Exercise brief: Copy out the entries below precisely; nothing is to be omitted.

[start]

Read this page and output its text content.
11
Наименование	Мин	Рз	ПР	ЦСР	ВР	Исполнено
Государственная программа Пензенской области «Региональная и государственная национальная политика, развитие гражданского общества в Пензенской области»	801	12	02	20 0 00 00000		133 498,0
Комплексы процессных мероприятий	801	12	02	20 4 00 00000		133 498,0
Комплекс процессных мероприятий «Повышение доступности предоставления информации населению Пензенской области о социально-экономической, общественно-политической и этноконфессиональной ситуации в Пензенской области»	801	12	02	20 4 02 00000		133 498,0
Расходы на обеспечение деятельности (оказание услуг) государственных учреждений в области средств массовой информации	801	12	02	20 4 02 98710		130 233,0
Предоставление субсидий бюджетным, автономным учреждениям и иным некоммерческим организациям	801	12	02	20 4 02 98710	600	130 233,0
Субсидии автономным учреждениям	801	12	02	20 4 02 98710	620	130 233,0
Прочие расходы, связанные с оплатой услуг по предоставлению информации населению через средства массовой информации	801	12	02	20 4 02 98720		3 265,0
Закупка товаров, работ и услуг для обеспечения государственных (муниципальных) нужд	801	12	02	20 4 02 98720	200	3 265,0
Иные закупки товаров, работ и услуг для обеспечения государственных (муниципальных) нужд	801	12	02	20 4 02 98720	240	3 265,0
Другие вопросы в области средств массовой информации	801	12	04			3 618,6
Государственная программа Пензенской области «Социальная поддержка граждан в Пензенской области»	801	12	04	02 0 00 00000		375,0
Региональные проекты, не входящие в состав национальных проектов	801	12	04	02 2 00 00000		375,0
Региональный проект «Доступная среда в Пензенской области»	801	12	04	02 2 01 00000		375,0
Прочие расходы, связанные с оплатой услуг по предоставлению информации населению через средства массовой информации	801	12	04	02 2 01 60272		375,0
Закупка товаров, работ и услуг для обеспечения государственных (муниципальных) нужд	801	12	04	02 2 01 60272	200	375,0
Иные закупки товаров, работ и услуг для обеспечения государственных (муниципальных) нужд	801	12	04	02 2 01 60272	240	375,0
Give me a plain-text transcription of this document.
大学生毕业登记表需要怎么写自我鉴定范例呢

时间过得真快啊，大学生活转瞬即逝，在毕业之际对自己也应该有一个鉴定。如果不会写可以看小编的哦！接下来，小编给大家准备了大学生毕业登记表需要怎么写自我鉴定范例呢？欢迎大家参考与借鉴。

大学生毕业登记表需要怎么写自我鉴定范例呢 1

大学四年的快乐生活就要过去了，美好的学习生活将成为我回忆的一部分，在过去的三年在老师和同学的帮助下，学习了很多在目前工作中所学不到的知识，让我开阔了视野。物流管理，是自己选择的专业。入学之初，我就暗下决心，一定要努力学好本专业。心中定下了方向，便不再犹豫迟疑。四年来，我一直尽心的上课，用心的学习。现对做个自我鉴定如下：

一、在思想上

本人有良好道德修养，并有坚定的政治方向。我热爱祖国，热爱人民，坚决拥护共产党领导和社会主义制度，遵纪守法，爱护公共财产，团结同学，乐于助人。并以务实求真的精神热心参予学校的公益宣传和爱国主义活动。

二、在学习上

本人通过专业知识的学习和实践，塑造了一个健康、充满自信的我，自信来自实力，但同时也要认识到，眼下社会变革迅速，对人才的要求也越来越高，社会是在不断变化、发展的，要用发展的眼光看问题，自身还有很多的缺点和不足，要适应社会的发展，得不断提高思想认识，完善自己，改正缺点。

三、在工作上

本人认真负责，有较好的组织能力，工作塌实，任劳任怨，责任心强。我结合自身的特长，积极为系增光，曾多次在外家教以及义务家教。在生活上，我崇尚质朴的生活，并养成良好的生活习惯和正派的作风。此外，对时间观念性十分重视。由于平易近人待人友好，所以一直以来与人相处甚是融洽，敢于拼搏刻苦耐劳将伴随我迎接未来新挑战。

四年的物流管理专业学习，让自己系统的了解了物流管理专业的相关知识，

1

[end]

Completed task:
Read this page and output its text content.
11
Наименование	Мин	Рз	ПР	ЦСР	ВР	Исполнено
Государственная программа Пензенской области «Региональная и государственная национальная политика, развитие гражданского общества в Пензенской области»	801	12	02	20 0 00 00000		133 498,0
Комплексы процессных мероприятий	801	12	02	20 4 00 00000		133 498,0
Комплекс процессных мероприятий «Повышение доступности предоставления информации населению Пензенской области о социально-экономической, общественно-политической и этноконфессиональной ситуации в Пензенской области»	801	12	02	20 4 02 00000		133 498,0
Расходы на обеспечение деятельности (оказание услуг) государственных учреждений в области средств массовой информации	801	12	02	20 4 02 98710		130 233,0
Предоставление субсидий бюджетным, автономным учреждениям и иным некоммерческим организациям	801	12	02	20 4 02 98710	600	130 233,0
Субсидии автономным учреждениям	801	12	02	20 4 02 98710	620	130 233,0
Прочие расходы, связанные с оплатой услуг по предоставлению информации населению через средства массовой информации	801	12	02	20 4 02 98720		3 265,0
Закупка товаров, работ и услуг для обеспечения государственных (муниципальных) нужд	801	12	02	20 4 02 98720	200	3 265,0
Иные закупки товаров, работ и услуг для обеспечения государственных (муниципальных) нужд	801	12	02	20 4 02 98720	240	3 265,0
Другие вопросы в области средств массовой информации	801	12	04			3 618,6
Государственная программа Пензенской области «Социальная поддержка граждан в Пензенской области»	801	12	04	02 0 00 00000		375,0
Региональные проекты, не входящие в состав национальных проектов	801	12	04	02 2 00 00000		375,0
Региональный проект «Доступная среда в Пензенской области»	801	12	04	02 2 01 00000		375,0
Прочие расходы, связанные с оплатой услуг по предоставлению информации населению через средства массовой информации	801	12	04	02 2 01 60272		375,0
Закупка товаров, работ и услуг для обеспечения государственных (муниципальных) нужд	801	12	04	02 2 01 60272	200	375,0
Иные закупки товаров, работ и услуг для обеспечения государственных (муниципальных) нужд	801	12	04	02 2 01 60272	240	375,0
Give me a plain-text transcription of this document.
大学生毕业登记表需要怎么写自我鉴定范例呢

时间过得真快啊，大学生活转瞬即逝，在毕业之际对自己也应该有一个鉴定。如果不会写可以看小编的哦！接下来，小编给大家准备了大学生毕业登记表需要怎么写自我鉴定范例呢？欢迎大家参考与借鉴。

大学生毕业登记表需要怎么写自我鉴定范例呢 1

大学四年的快乐生活就要过去了，美好的学习生活将成为我回忆的一部分，在过去的三年在老师和同学的帮助下，学习了很多在目前工作中所学不到的知识，让我开阔了视野。物流管理，是自己选择的专业。入学之初，我就暗下决心，一定要努力学好本专业。心中定下了方向，便不再犹豫迟疑。四年来，我一直尽心的上课，用心的学习。现对做个自我鉴定如下：

一、在思想上

本人有良好道德修养，并有坚定的政治方向。我热爱祖国，热爱人民，坚决拥护共产党领导和社会主义制度，遵纪守法，爱护公共财产，团结同学，乐于助人。并以务实求真的精神热心参予学校的公益宣传和爱国主义活动。

二、在学习上

本人通过专业知识的学习和实践，塑造了一个健康、充满自信的我，自信来自实力，但同时也要认识到，眼下社会变革迅速，对人才的要求也越来越高，社会是在不断变化、发展的，要用发展的眼光看问题，自身还有很多的缺点和不足，要适应社会的发展，得不断提高思想认识，完善自己，改正缺点。

三、在工作上

本人认真负责，有较好的组织能力，工作塌实，任劳任怨，责任心强。我结合自身的特长，积极为系增光，曾多次在外家教以及义务家教。在生活上，我崇尚质朴的生活，并养成良好的生活习惯和正派的作风。此外，对时间观念性十分重视。由于平易近人待人友好，所以一直以来与人相处甚是融洽，敢于拼搏刻苦耐劳将伴随我迎接未来新挑战。

四年的物流管理专业学习，让自己系统的了解了物流管理专业的相关知识，

1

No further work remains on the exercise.